▶ Task brief
Copy every line from the material below that holds "JSON".

— BEGIN Provided data —

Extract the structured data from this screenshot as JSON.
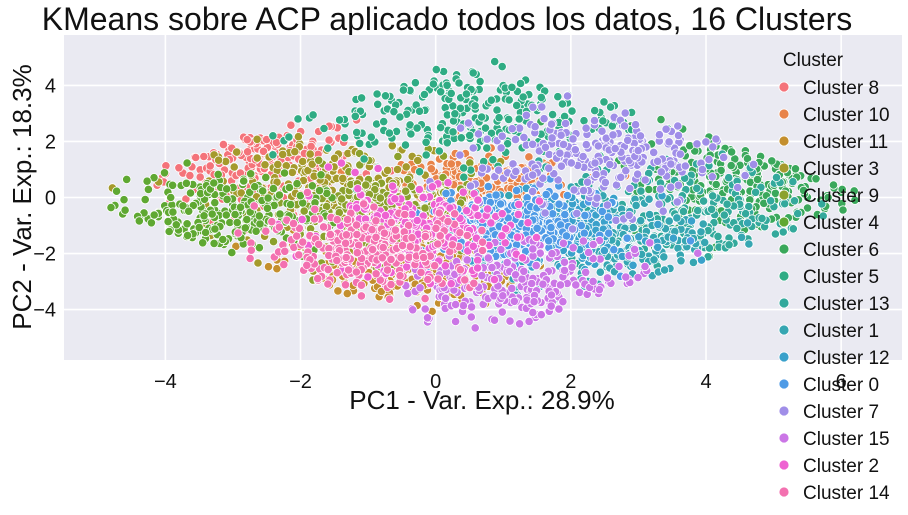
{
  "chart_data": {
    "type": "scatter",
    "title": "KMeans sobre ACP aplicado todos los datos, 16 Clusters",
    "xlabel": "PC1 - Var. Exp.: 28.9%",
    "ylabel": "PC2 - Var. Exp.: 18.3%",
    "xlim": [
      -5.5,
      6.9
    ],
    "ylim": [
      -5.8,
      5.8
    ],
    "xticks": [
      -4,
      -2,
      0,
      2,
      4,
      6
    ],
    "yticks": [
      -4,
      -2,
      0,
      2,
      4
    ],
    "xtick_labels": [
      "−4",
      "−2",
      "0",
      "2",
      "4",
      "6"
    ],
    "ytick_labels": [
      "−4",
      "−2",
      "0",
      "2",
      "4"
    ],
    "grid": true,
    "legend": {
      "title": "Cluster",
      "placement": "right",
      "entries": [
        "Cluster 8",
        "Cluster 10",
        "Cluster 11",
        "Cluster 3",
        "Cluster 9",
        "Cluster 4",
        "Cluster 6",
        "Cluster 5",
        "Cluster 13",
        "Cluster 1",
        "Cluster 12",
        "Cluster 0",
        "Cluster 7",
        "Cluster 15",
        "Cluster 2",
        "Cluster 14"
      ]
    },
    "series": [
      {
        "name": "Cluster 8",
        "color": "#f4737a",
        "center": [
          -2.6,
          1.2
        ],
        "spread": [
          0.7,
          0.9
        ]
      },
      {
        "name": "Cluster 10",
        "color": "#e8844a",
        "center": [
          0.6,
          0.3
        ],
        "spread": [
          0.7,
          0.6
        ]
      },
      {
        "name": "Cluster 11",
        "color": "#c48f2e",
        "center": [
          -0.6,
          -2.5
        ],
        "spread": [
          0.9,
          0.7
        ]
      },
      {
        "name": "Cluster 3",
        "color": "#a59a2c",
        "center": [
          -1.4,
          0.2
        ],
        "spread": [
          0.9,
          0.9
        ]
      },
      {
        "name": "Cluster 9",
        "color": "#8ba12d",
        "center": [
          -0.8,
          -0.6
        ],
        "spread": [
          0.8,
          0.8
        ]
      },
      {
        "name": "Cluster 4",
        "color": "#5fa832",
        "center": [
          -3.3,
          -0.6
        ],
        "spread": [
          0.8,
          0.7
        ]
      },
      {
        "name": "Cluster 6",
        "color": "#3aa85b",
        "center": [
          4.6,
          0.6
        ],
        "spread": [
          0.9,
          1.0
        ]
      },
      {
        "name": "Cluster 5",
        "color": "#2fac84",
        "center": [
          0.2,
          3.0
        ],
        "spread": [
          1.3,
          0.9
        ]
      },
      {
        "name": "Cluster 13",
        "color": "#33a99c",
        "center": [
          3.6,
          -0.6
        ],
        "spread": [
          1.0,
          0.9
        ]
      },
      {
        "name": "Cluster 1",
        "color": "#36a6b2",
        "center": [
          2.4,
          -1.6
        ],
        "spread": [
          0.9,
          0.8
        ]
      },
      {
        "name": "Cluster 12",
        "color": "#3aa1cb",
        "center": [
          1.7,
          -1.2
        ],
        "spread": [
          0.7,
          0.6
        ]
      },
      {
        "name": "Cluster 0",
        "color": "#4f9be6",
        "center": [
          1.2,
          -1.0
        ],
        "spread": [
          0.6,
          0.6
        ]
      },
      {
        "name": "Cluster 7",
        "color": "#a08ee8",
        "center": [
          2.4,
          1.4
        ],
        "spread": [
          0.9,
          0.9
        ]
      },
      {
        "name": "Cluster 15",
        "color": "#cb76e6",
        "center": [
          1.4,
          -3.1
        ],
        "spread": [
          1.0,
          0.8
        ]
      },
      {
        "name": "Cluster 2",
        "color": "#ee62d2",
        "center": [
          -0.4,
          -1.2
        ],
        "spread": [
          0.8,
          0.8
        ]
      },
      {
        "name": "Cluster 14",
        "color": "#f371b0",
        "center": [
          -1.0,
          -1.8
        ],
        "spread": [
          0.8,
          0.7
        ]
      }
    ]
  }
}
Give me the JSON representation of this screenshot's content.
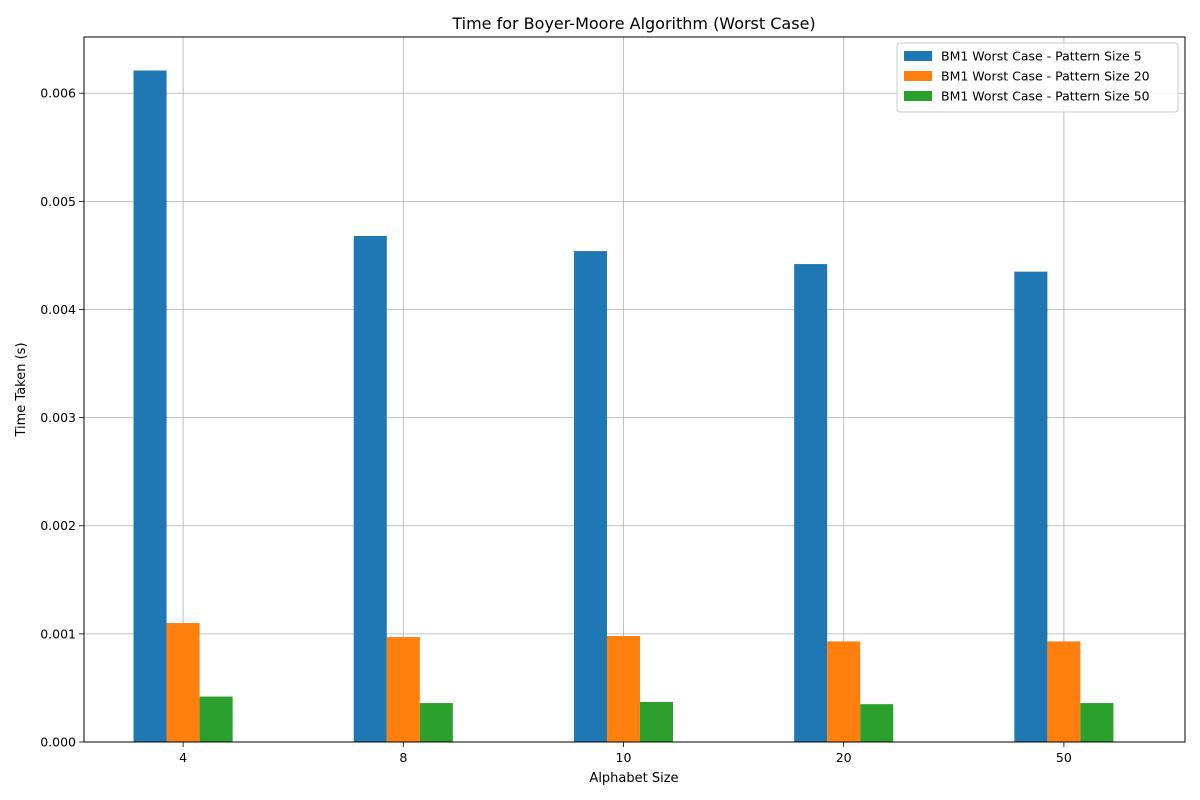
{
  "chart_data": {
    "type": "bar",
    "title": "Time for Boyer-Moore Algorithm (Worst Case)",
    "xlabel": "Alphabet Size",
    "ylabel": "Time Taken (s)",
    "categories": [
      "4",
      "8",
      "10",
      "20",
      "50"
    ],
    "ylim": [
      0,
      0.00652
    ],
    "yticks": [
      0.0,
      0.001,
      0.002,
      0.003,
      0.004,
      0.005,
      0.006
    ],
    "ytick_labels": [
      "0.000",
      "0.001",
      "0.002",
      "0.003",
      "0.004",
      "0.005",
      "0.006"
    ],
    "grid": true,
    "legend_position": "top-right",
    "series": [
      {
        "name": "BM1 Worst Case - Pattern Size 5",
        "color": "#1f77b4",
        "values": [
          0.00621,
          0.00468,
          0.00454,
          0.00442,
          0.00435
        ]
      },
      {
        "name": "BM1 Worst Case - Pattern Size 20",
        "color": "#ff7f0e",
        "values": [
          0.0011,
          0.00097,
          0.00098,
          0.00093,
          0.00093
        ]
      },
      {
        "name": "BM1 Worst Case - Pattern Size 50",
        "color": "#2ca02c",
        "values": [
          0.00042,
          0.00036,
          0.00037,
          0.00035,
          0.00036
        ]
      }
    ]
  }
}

— END Provided data —
— BEGIN Provided data —

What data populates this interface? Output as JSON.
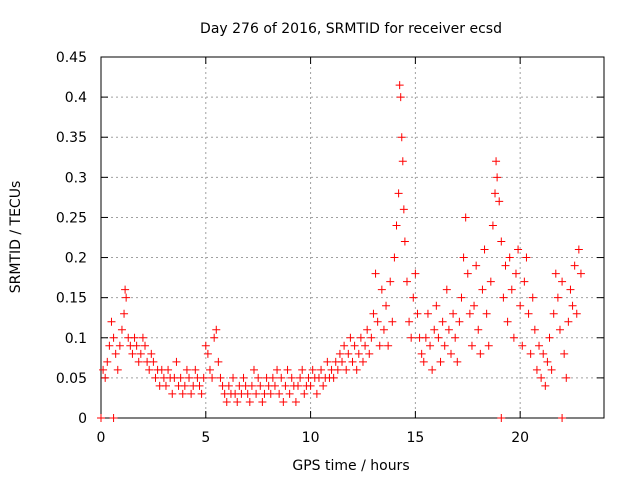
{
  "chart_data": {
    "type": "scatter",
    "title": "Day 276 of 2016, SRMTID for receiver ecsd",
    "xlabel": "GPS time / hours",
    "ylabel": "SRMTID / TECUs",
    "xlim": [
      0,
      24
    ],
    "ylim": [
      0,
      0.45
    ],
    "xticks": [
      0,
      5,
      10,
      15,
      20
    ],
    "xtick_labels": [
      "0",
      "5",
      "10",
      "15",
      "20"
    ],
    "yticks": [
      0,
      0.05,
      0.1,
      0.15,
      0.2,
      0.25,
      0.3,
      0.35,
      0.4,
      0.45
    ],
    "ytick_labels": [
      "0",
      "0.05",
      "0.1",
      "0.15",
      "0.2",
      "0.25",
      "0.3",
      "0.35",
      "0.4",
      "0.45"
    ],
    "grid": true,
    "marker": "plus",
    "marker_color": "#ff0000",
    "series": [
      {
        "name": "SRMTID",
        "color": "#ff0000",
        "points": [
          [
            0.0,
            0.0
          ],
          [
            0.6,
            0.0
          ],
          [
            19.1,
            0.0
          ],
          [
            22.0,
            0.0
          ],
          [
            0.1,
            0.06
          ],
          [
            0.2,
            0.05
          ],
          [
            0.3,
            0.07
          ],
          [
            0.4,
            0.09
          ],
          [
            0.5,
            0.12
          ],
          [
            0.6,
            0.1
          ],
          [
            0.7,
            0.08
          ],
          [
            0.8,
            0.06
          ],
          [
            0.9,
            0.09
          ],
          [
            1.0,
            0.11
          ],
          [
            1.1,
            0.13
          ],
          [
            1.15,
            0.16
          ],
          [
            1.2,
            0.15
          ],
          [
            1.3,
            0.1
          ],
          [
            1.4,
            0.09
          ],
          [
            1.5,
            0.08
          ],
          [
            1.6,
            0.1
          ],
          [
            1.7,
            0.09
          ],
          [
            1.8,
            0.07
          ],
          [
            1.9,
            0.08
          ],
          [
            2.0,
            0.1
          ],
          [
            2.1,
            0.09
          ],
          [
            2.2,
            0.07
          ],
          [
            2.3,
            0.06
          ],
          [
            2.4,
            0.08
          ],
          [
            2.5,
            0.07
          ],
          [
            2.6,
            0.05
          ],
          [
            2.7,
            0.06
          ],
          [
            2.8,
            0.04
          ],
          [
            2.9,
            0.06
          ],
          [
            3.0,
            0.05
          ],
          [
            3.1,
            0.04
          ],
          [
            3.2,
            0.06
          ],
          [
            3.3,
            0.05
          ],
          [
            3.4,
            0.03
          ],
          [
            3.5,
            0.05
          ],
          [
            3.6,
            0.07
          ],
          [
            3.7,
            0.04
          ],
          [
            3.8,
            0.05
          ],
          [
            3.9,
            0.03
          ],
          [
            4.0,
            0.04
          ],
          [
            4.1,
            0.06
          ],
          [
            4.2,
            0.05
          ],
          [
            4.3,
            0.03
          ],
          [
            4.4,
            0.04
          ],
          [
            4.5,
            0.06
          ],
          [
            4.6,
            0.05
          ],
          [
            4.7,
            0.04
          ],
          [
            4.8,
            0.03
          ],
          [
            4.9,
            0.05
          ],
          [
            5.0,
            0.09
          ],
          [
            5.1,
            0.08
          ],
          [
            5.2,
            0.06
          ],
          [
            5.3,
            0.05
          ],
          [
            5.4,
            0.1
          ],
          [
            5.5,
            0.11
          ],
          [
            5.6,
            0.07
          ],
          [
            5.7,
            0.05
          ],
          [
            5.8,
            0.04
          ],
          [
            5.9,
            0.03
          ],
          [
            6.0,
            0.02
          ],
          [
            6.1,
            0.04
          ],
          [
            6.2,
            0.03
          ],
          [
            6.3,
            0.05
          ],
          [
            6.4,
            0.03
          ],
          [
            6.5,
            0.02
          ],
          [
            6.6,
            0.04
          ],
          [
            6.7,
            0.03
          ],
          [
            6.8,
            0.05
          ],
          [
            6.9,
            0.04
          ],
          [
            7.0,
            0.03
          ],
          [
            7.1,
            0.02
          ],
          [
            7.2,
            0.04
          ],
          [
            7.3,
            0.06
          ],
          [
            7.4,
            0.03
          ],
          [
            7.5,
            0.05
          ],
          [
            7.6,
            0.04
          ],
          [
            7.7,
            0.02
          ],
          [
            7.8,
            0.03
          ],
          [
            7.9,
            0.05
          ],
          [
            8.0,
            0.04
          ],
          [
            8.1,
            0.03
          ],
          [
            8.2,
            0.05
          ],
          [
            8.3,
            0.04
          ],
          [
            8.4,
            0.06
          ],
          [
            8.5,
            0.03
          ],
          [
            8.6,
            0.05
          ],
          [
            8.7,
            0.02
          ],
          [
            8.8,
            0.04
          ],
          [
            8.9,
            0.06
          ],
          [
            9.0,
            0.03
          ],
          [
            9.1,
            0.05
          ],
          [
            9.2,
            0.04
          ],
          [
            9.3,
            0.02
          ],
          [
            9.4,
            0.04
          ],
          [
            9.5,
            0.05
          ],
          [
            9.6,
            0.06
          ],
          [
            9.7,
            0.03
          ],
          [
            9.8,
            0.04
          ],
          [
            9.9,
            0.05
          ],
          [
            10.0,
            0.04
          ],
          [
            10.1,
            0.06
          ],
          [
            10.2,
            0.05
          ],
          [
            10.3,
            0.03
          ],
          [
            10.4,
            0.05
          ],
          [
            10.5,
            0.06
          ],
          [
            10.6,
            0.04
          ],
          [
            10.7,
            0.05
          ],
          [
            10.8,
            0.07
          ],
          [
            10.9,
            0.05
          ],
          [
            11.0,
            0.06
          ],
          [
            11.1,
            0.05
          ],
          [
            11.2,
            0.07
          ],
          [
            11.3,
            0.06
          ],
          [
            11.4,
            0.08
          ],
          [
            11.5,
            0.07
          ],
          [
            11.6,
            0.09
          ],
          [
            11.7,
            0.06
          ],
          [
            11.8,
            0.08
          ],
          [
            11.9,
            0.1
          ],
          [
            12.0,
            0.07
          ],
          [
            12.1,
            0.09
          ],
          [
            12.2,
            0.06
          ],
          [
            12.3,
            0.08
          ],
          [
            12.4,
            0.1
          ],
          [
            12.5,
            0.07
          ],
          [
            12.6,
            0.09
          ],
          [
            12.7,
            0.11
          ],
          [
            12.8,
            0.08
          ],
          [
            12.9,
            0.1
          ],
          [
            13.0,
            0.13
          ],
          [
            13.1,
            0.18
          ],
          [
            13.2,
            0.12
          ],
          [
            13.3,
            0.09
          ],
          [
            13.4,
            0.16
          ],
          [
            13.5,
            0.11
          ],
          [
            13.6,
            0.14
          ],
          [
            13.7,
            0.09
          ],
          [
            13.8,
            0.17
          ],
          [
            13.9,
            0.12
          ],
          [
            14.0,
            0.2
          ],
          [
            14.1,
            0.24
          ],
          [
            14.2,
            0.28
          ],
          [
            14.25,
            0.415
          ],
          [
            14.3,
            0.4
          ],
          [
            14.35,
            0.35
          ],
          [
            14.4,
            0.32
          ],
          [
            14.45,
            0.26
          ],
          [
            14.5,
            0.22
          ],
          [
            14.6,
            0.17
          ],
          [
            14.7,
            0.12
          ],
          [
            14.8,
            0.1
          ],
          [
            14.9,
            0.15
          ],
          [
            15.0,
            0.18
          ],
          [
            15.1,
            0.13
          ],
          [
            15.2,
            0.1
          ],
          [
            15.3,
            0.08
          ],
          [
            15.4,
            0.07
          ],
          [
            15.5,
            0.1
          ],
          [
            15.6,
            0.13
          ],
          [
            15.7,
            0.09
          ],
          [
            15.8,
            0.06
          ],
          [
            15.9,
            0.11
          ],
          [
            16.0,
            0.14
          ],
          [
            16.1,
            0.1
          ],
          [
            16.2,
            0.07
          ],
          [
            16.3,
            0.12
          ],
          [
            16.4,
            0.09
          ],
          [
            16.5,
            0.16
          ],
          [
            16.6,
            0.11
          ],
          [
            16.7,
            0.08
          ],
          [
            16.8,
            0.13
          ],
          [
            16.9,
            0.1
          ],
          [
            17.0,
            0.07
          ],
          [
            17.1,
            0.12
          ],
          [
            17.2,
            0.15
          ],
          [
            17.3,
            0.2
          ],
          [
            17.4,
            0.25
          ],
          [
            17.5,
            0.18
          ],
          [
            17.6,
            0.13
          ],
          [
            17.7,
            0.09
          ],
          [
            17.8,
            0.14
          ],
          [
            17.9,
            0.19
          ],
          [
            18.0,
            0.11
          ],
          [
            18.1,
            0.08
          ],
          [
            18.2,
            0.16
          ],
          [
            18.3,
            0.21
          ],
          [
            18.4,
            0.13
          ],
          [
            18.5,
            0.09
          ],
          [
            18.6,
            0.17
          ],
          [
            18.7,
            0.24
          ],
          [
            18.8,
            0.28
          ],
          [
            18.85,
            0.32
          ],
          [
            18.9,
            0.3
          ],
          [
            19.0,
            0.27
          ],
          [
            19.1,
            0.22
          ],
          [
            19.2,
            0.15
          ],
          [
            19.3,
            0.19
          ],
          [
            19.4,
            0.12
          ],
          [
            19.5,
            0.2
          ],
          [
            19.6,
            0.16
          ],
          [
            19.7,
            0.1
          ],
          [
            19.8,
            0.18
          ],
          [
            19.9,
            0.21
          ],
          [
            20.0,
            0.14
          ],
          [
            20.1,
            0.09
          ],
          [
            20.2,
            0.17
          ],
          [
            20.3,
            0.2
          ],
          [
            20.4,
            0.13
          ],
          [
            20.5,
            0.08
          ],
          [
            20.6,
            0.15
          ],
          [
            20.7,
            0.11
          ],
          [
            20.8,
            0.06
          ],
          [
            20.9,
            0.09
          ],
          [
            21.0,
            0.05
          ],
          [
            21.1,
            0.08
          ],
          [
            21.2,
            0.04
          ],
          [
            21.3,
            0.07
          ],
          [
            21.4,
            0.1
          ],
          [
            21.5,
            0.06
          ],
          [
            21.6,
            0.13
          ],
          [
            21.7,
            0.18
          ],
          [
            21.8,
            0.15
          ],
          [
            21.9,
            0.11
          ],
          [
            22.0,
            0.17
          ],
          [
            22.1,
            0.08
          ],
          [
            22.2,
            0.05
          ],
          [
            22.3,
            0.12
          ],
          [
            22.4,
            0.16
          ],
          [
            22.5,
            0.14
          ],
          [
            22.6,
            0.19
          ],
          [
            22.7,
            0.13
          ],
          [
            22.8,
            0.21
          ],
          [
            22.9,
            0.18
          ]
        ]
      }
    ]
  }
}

— END Provided data —

▶ Exercise answer
Extract the structured data from this screenshot as JSON.
Give me the JSON representation of this screenshot's content.
What data populates this interface? Output as JSON.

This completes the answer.